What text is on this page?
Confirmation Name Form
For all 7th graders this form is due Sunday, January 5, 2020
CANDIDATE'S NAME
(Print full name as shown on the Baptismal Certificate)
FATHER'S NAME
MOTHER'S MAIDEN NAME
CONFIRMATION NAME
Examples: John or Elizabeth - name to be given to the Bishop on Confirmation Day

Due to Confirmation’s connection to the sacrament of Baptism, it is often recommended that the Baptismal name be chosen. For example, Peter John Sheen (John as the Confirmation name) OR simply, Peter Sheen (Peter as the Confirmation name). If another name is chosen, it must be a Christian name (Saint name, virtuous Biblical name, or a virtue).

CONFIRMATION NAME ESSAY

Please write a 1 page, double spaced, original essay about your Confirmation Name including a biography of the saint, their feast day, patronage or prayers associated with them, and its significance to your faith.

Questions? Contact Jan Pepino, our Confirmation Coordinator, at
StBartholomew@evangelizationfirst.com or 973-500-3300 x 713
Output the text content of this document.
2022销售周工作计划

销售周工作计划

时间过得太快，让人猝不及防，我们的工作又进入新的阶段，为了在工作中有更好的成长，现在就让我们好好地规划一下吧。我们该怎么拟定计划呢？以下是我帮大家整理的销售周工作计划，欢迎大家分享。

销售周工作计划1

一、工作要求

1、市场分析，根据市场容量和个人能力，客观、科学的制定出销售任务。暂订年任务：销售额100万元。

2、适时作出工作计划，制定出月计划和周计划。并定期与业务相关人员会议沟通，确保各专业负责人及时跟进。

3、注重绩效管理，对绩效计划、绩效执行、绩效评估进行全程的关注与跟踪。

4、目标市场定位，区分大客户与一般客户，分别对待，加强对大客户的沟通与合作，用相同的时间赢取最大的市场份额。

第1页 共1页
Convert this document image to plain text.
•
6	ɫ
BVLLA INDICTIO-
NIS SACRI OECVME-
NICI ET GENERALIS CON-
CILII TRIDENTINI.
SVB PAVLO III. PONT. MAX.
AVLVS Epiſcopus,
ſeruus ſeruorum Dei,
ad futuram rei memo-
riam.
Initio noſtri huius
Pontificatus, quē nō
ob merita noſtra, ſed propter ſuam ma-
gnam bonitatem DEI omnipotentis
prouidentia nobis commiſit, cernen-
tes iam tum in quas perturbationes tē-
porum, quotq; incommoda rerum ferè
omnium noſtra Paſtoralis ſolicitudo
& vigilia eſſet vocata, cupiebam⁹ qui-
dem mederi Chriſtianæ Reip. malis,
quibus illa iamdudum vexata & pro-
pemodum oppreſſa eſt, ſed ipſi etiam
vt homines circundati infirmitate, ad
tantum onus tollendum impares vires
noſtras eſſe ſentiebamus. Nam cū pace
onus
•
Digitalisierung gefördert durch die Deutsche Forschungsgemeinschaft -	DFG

* **Brief**:
Search the lines for "document". Copy each line that has it.

* **Solution to this task**:
Output the text content of this document.
Convert this document image to plain text.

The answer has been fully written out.